**Data excerpts**.

----

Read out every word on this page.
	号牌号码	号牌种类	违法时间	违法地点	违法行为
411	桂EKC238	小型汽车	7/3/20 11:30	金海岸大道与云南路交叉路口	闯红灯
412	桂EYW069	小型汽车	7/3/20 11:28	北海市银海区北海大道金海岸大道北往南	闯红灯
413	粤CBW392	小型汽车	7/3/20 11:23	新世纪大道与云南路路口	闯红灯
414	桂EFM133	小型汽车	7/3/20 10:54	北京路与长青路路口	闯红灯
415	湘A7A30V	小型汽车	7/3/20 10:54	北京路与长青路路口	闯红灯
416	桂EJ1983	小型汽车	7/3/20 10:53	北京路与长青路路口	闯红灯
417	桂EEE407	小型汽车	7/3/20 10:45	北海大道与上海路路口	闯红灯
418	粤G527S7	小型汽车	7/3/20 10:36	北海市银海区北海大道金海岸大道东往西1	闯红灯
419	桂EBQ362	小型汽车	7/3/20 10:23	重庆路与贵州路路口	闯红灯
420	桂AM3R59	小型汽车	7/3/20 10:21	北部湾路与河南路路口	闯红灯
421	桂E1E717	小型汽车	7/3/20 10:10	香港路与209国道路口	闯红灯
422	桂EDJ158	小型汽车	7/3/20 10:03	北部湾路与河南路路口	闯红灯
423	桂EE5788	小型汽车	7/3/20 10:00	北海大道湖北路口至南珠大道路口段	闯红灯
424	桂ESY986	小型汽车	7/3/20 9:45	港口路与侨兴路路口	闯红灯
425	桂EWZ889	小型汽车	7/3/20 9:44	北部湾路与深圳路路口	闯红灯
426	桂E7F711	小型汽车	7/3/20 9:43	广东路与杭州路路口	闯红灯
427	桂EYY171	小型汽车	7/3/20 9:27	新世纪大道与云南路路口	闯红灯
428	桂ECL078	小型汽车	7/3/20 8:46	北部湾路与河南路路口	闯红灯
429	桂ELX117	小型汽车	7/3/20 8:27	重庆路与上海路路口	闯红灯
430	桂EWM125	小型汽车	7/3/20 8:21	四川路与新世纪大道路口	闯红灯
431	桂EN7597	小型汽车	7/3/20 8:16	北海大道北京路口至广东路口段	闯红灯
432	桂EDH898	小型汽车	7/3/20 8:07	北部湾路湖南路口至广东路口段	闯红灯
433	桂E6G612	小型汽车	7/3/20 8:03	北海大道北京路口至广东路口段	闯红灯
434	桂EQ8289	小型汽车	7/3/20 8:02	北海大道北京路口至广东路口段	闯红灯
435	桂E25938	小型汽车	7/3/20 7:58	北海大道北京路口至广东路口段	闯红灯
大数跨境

----

**WORK TO COMPLETE**. Every line above should be printed again exactly as it stands.

**OUTPUT**.
Read out every word on this page.
	号牌号码	号牌种类	违法时间	违法地点	违法行为
411	桂EKC238	小型汽车	7/3/20 11:30	金海岸大道与云南路交叉路口	闯红灯
412	桂EYW069	小型汽车	7/3/20 11:28	北海市银海区北海大道金海岸大道北往南	闯红灯
413	粤CBW392	小型汽车	7/3/20 11:23	新世纪大道与云南路路口	闯红灯
414	桂EFM133	小型汽车	7/3/20 10:54	北京路与长青路路口	闯红灯
415	湘A7A30V	小型汽车	7/3/20 10:54	北京路与长青路路口	闯红灯
416	桂EJ1983	小型汽车	7/3/20 10:53	北京路与长青路路口	闯红灯
417	桂EEE407	小型汽车	7/3/20 10:45	北海大道与上海路路口	闯红灯
418	粤G527S7	小型汽车	7/3/20 10:36	北海市银海区北海大道金海岸大道东往西1	闯红灯
419	桂EBQ362	小型汽车	7/3/20 10:23	重庆路与贵州路路口	闯红灯
420	桂AM3R59	小型汽车	7/3/20 10:21	北部湾路与河南路路口	闯红灯
421	桂E1E717	小型汽车	7/3/20 10:10	香港路与209国道路口	闯红灯
422	桂EDJ158	小型汽车	7/3/20 10:03	北部湾路与河南路路口	闯红灯
423	桂EE5788	小型汽车	7/3/20 10:00	北海大道湖北路口至南珠大道路口段	闯红灯
424	桂ESY986	小型汽车	7/3/20 9:45	港口路与侨兴路路口	闯红灯
425	桂EWZ889	小型汽车	7/3/20 9:44	北部湾路与深圳路路口	闯红灯
426	桂E7F711	小型汽车	7/3/20 9:43	广东路与杭州路路口	闯红灯
427	桂EYY171	小型汽车	7/3/20 9:27	新世纪大道与云南路路口	闯红灯
428	桂ECL078	小型汽车	7/3/20 8:46	北部湾路与河南路路口	闯红灯
429	桂ELX117	小型汽车	7/3/20 8:27	重庆路与上海路路口	闯红灯
430	桂EWM125	小型汽车	7/3/20 8:21	四川路与新世纪大道路口	闯红灯
431	桂EN7597	小型汽车	7/3/20 8:16	北海大道北京路口至广东路口段	闯红灯
432	桂EDH898	小型汽车	7/3/20 8:07	北部湾路湖南路口至广东路口段	闯红灯
433	桂E6G612	小型汽车	7/3/20 8:03	北海大道北京路口至广东路口段	闯红灯
434	桂EQ8289	小型汽车	7/3/20 8:02	北海大道北京路口至广东路口段	闯红灯
435	桂E25938	小型汽车	7/3/20 7:58	北海大道北京路口至广东路口段	闯红灯
大数跨境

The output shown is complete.